# My New Rhoms!



## vlahos (Sep 7, 2003)

Some pics of my two rhoms. I picked the little guy up from big al's mississauga a couple of weeks ago, and the big guy is the rhom i picked up from Trigga today. They're sharing a 75g for a little while till i get a new tank.
Hope you like them.

full tank shot, in-wall








the little guy








the big guy


----------



## BRUNER247 (Jun 2, 2010)

Fish lookn good, gotta love the dark sub. N if I'm seeing it right, the built in tank between two rooms is sic!


----------



## JoeDizzleMPLS (Nov 5, 2007)

You got yourself one hell of a nice fish from Trigga... congrats


----------



## FEEFA (Nov 19, 2007)

Congrats on the new fish, they both look great


----------



## MPG (Mar 14, 2010)

Nice!

Double Nice @ the Old school screensaver in the background! lol


----------



## Sacrifice (Sep 24, 2006)

Sweet looking rhoms. The big guy has really cool color and shape. That divider doesn't look too sturdy though, lol.

I'll give you double cool points for rocking the old screensaver and triple points for still rocking the old CRT monitor.


----------



## His Majesty (Apr 5, 2005)

congrats on the new rhoms. very nice looking


----------



## wisco_pygo (Dec 9, 2009)

nice rhom


----------



## vlahos (Sep 7, 2003)

Sacrifice said:


> Sweet looking rhoms. The big guy has really cool color and shape. That divider doesn't look too sturdy though, lol.
> 
> I'll give you double cool points for rocking the old screensaver and triple points for still rocking the old CRT monitor.


lol about the monitor...
my comp is the mac on the right and that's my wife's computer from work. You would think that a multi billion dollar company can afford to give their employees a flat screen, but i guess when they allow you to work from home(over 300km away), an old CRT doesn't matter that much. What's the saying...Beggers can't be choosers? isn't that right?
lol


----------



## cmulawka (Dec 11, 2007)

Nice setup but isnt the divider block water flow and filtration or is there holes drilled in it ???? Also what about getting a nice peice of glass to install straight and keep the two in there for a bit.


----------



## vlahos (Sep 7, 2003)

This piece is fibreglass and i did drill holes in it to keep water flowing. As for the setup, i've noticed that the two of them stay by each other beside the divider and the big one may have developed an abrasion on his chin... so, i guess i got to get that other tank sooner than later. he's too nice looking to have him scar himself. As for the divider being on an angle, the little rhom tends to swim higher for some strange reason, so i gave him a little more room on the top half of his space so he's not totally enclosed in


----------



## vlahos (Sep 7, 2003)

.


----------



## Soul Assassin (Nov 21, 2006)




----------



## Ja'eh (Jan 8, 2007)

Nice to see Trigga's old rhom has finally got it's home! They both look great, congratz!


----------



## vlahos (Sep 7, 2003)

Soul Assassin said:


> Nice to see Trigga's old rhom has finally got it's home! They both look great, congratz!


and......Thank you too!


----------

•••

**List of tasks:**
**A)** Answer these questions about the forum thread, giving each answer on its own line:
(i) Where did vlahos pick up the little rhom?
(ii) What size tank are the two rhoms sharing for now?
(iii) What is the divider piece made of?
**B)** Reproduce everything in the forum thread from "# My New Rhoms!" down to "a new tank.", without changing a word.
The data come from a separate source and have no connection to the forum thread.

•••

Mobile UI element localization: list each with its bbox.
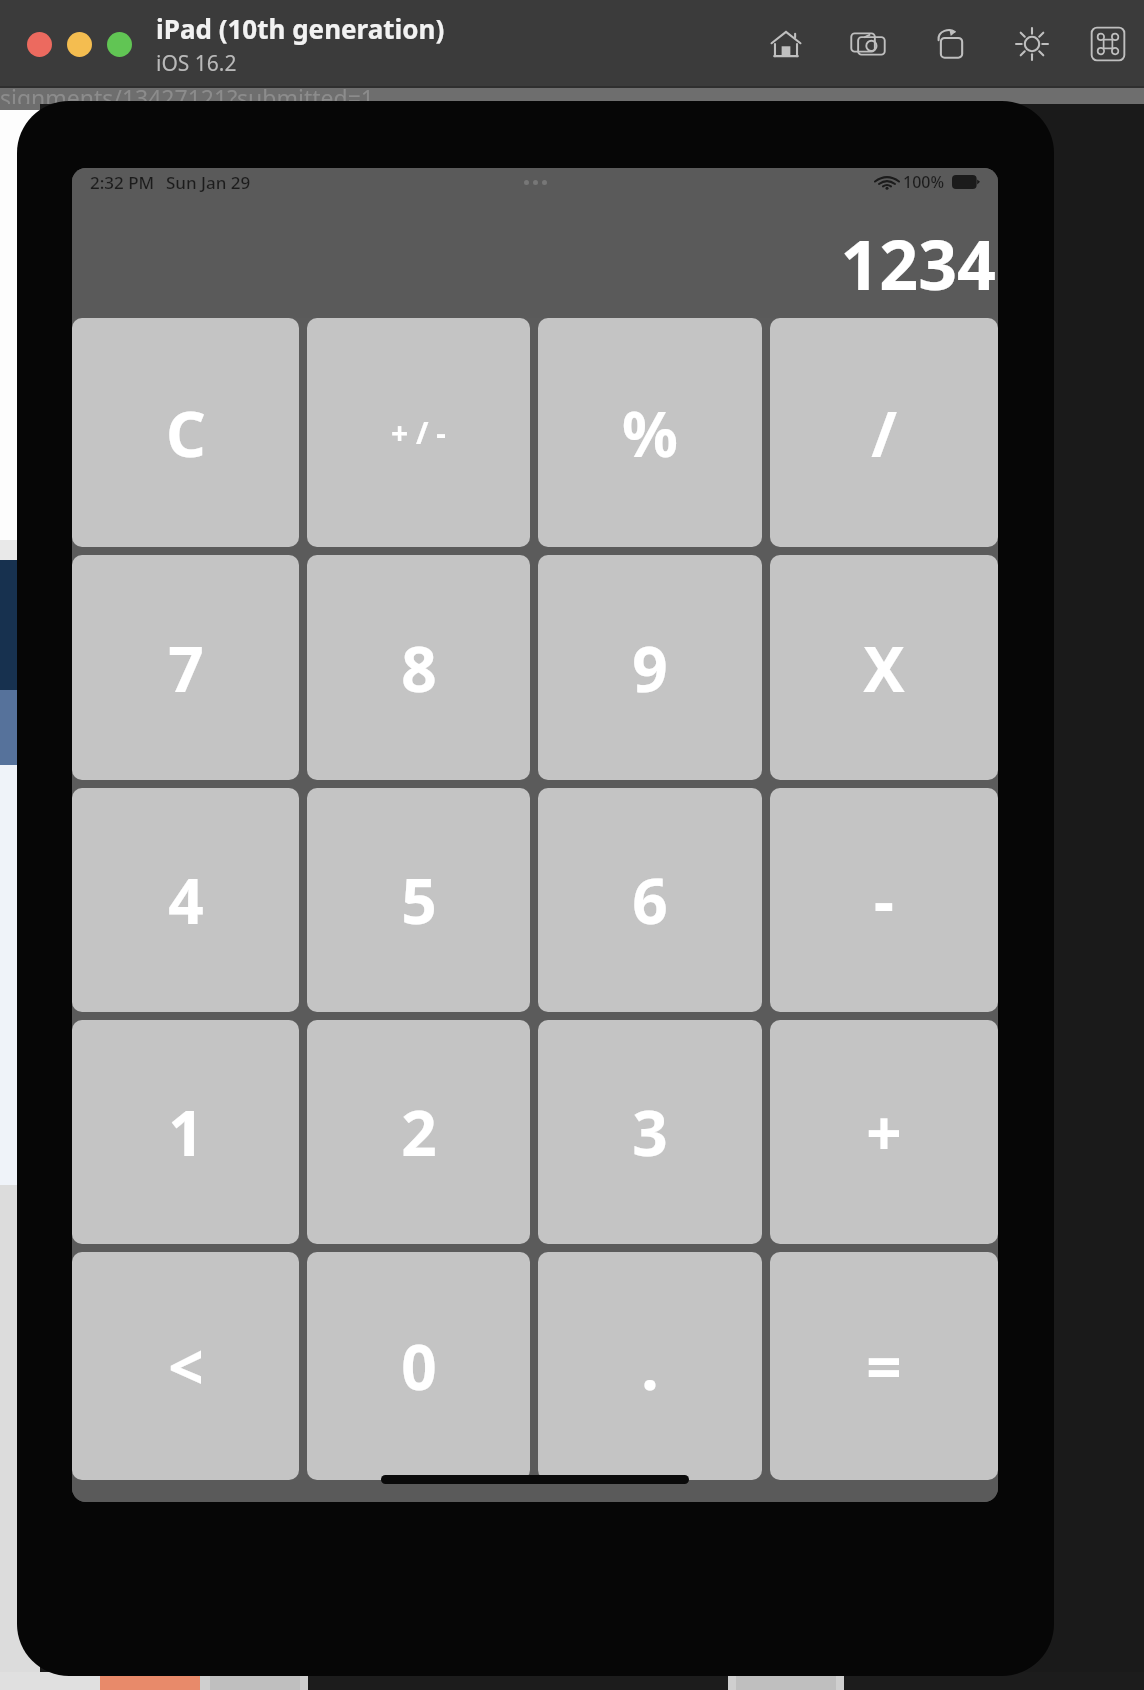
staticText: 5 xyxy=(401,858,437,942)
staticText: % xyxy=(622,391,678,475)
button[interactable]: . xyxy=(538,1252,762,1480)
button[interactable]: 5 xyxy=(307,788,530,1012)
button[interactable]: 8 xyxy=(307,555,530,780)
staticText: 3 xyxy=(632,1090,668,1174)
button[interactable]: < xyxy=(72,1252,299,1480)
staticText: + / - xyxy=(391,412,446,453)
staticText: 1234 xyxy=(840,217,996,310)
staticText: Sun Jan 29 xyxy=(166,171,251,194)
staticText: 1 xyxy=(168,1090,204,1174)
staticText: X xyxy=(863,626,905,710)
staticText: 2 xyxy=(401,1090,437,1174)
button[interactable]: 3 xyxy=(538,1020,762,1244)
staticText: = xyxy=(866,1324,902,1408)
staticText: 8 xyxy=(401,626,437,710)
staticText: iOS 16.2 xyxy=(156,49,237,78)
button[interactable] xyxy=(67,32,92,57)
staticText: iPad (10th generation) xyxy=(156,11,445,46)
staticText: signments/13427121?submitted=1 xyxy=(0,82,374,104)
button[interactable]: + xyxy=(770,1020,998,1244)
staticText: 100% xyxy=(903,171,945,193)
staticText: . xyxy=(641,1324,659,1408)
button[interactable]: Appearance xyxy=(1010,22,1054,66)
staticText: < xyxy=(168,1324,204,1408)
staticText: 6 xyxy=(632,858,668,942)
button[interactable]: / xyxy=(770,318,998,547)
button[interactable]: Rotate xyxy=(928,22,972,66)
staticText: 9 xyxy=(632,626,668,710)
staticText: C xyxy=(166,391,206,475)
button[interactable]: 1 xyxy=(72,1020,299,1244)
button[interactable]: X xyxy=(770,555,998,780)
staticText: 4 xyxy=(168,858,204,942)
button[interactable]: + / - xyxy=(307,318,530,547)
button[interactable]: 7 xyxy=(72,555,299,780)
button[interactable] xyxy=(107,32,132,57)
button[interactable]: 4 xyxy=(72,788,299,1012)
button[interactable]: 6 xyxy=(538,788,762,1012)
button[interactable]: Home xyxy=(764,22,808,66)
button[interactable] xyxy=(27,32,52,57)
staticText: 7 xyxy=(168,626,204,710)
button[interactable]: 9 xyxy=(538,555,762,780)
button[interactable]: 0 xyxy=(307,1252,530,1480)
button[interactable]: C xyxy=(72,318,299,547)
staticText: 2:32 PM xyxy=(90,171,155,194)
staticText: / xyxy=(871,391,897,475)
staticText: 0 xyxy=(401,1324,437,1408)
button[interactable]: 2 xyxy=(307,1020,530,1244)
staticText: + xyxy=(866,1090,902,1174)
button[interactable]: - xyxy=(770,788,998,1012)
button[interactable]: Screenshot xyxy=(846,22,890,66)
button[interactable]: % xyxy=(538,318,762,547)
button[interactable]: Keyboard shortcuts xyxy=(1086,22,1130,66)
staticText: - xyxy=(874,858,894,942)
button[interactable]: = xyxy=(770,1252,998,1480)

•••

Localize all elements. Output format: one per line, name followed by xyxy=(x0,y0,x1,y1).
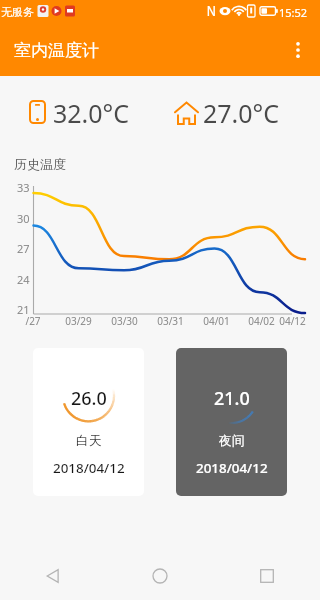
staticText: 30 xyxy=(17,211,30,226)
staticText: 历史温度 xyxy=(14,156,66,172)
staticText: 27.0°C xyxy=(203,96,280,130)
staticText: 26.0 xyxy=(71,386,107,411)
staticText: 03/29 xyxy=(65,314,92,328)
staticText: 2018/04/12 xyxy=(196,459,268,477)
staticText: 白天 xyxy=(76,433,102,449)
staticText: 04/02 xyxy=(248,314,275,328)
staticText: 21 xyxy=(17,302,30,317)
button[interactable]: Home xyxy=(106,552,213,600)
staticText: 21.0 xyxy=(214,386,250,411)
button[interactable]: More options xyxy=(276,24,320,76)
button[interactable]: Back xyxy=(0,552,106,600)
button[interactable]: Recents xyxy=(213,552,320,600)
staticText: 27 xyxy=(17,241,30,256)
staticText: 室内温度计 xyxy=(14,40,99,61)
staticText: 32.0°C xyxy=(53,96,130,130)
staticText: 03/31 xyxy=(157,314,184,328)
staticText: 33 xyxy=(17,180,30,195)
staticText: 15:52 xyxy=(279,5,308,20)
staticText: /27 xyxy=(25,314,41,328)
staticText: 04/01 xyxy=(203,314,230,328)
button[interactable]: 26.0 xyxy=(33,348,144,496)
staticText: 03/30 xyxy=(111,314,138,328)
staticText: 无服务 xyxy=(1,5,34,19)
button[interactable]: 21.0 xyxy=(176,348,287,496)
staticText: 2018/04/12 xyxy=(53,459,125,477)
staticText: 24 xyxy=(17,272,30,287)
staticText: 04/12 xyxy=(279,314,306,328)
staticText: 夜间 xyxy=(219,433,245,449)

•••

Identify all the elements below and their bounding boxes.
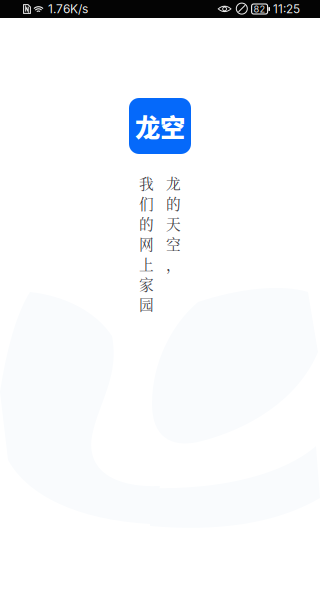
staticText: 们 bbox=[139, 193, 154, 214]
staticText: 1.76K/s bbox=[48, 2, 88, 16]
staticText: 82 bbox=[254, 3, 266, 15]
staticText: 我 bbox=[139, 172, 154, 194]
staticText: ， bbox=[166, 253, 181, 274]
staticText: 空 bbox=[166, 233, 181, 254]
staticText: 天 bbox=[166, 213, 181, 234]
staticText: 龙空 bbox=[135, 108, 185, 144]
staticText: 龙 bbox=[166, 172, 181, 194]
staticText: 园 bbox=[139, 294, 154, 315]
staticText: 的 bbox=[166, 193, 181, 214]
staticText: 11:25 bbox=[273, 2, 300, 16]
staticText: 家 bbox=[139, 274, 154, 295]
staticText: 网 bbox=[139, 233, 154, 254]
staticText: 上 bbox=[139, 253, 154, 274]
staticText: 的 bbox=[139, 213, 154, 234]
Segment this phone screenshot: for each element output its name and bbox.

•••

**Full solutions:**
**A)**
(i) Big Al's Mississauga
(ii) A 75g tank
(iii) Fibreglass

**B)**
# My New Rhoms!



## vlahos (Sep 7, 2003)

Some pics of my two rhoms. I picked the little guy up from big al's mississauga a couple of weeks ago, and the big guy is the rhom i picked up from Trigga today. They're sharing a 75g for a little while till i get a new tank.